> Task prompt
Count every line in the entries that contains "PILKO". Report that count alone.

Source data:

________________

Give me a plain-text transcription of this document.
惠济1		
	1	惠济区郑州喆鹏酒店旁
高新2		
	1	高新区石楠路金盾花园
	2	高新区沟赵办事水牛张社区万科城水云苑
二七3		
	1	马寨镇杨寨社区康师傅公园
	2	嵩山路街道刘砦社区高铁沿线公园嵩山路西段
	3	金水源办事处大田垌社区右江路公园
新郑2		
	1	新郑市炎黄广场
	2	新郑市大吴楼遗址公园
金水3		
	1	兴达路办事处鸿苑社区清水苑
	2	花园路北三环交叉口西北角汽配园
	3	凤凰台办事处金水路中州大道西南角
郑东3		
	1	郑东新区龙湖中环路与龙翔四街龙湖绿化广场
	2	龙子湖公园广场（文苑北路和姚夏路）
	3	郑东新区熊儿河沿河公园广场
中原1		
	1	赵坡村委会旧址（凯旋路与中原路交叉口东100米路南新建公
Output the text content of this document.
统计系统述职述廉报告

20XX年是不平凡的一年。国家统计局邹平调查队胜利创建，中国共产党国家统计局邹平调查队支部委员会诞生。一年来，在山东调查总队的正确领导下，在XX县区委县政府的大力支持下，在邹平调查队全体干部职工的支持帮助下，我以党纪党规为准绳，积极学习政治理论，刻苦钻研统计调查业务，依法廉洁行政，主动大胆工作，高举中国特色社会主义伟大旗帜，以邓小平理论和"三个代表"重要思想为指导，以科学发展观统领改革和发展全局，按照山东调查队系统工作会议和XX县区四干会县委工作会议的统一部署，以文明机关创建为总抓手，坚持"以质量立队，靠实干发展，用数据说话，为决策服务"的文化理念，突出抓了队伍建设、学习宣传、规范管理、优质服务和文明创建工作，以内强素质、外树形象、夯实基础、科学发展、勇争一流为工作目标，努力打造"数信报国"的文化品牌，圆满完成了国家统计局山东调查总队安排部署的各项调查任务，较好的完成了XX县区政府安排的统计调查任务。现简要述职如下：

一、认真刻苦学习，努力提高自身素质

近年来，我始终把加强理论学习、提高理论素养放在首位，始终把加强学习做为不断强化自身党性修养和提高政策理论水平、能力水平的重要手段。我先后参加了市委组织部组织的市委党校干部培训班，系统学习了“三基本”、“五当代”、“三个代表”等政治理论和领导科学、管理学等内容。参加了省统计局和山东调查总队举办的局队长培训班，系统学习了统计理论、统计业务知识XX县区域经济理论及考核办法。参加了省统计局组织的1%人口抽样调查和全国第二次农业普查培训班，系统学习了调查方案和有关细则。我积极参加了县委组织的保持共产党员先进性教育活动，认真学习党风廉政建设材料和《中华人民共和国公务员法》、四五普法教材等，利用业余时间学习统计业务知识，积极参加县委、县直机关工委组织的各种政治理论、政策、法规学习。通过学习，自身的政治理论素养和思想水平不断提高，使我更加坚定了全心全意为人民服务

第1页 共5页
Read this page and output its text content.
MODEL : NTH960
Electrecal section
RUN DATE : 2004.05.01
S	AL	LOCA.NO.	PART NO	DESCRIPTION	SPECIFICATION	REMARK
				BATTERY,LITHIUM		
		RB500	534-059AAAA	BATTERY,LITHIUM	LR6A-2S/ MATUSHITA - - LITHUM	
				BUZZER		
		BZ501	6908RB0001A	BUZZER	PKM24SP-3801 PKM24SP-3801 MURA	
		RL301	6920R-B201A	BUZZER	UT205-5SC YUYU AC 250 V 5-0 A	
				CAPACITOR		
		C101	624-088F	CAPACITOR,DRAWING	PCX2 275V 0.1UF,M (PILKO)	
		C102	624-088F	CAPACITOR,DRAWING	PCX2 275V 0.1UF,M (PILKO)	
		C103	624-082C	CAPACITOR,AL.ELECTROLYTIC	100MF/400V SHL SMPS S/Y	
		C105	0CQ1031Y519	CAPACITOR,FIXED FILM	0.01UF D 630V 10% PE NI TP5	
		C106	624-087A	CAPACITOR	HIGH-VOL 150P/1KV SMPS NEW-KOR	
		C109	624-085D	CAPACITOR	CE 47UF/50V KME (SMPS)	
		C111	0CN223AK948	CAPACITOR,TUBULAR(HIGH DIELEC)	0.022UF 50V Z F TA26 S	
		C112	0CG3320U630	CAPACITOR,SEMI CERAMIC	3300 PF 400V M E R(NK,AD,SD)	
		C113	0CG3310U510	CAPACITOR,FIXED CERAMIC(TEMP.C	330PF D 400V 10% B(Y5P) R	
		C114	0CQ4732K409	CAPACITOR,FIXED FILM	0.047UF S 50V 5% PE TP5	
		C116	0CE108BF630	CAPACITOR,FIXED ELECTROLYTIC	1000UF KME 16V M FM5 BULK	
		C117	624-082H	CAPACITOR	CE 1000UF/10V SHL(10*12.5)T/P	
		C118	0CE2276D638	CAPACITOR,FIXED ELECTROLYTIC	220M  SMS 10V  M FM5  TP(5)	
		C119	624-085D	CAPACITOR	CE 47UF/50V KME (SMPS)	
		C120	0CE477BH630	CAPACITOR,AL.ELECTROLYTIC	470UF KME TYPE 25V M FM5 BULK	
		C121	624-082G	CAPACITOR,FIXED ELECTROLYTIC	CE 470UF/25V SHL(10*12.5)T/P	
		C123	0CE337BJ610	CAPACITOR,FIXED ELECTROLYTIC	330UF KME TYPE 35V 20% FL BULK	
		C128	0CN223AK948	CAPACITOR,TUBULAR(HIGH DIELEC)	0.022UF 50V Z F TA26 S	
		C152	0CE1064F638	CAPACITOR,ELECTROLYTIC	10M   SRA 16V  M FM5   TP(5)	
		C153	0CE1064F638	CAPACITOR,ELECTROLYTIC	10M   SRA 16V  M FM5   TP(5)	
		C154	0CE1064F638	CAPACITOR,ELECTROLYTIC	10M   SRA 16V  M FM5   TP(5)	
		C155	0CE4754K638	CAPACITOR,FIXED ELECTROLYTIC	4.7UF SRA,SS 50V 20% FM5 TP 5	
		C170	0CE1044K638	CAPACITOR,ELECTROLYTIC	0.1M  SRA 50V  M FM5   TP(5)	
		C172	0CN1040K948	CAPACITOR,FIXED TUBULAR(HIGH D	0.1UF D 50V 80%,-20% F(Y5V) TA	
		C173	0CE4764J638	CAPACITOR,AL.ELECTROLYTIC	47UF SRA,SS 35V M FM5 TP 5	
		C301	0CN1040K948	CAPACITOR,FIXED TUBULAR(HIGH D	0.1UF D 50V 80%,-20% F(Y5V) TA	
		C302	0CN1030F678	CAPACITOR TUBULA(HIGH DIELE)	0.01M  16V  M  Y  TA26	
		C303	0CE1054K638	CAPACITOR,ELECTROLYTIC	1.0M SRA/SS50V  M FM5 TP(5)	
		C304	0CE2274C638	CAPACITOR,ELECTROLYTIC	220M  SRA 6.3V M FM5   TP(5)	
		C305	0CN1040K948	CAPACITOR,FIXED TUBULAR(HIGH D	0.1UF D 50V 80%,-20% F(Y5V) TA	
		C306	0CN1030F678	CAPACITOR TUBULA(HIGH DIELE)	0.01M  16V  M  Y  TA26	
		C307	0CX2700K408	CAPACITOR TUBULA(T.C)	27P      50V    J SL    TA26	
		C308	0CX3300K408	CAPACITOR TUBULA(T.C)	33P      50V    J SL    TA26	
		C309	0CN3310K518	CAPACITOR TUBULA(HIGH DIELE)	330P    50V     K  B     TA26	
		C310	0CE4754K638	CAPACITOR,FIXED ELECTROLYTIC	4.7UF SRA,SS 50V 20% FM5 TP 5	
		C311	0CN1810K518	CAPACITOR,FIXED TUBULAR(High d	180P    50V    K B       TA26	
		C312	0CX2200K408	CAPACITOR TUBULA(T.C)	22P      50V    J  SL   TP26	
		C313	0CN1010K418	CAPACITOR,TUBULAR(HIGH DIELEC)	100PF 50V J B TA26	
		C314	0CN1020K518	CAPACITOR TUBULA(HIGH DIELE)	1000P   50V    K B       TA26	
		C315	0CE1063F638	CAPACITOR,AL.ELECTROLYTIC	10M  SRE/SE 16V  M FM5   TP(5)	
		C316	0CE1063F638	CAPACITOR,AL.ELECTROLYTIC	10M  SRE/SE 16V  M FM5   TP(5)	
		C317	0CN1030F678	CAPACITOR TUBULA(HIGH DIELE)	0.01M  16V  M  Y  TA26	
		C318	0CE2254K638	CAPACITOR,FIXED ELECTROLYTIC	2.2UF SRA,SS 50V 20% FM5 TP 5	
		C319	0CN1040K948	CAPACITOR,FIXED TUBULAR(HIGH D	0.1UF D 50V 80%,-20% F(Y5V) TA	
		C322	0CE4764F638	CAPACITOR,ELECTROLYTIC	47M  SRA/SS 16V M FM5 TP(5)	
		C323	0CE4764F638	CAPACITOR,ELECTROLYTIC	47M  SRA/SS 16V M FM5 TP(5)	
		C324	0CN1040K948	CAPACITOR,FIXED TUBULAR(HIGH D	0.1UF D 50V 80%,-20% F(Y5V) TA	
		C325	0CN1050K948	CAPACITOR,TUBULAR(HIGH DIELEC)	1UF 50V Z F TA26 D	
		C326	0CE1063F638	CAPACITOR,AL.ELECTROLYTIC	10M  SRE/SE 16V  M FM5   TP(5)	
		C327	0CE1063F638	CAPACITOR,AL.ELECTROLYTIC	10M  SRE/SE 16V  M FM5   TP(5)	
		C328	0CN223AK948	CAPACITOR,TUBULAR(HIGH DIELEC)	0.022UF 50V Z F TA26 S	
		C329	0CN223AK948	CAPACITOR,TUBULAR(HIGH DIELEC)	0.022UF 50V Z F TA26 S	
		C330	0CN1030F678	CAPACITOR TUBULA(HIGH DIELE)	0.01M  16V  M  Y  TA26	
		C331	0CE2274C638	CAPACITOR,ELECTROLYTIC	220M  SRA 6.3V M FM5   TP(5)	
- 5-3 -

________________

> Full output
2